● Directive
Reproduce this listing in full.

● Supplied information
## START

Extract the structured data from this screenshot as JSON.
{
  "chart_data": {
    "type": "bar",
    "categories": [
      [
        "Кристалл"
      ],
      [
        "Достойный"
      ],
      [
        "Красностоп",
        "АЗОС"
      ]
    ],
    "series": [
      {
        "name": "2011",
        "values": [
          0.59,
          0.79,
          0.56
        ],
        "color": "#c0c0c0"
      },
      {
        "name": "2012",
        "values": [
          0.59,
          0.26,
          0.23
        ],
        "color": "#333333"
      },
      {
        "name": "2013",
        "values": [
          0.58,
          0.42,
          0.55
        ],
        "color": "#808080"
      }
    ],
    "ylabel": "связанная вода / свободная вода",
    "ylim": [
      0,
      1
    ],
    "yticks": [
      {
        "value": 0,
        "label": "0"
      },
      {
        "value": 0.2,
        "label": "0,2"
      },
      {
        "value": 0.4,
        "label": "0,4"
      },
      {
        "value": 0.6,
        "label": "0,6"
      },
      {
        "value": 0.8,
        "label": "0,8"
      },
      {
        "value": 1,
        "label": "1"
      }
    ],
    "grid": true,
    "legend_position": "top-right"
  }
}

## END

● Final result
Extract the structured data from this screenshot as JSON.
{
  "chart_data": {
    "type": "bar",
    "categories": [
      [
        "Кристалл"
      ],
      [
        "Достойный"
      ],
      [
        "Красностоп",
        "АЗОС"
      ]
    ],
    "series": [
      {
        "name": "2011",
        "values": [
          0.59,
          0.79,
          0.56
        ],
        "color": "#c0c0c0"
      },
      {
        "name": "2012",
        "values": [
          0.59,
          0.26,
          0.23
        ],
        "color": "#333333"
      },
      {
        "name": "2013",
        "values": [
          0.58,
          0.42,
          0.55
        ],
        "color": "#808080"
      }
    ],
    "ylabel": "связанная вода / свободная вода",
    "ylim": [
      0,
      1
    ],
    "yticks": [
      {
        "value": 0,
        "label": "0"
      },
      {
        "value": 0.2,
        "label": "0,2"
      },
      {
        "value": 0.4,
        "label": "0,4"
      },
      {
        "value": 0.6,
        "label": "0,6"
      },
      {
        "value": 0.8,
        "label": "0,8"
      },
      {
        "value": 1,
        "label": "1"
      }
    ],
    "grid": true,
    "legend_position": "top-right"
  }
}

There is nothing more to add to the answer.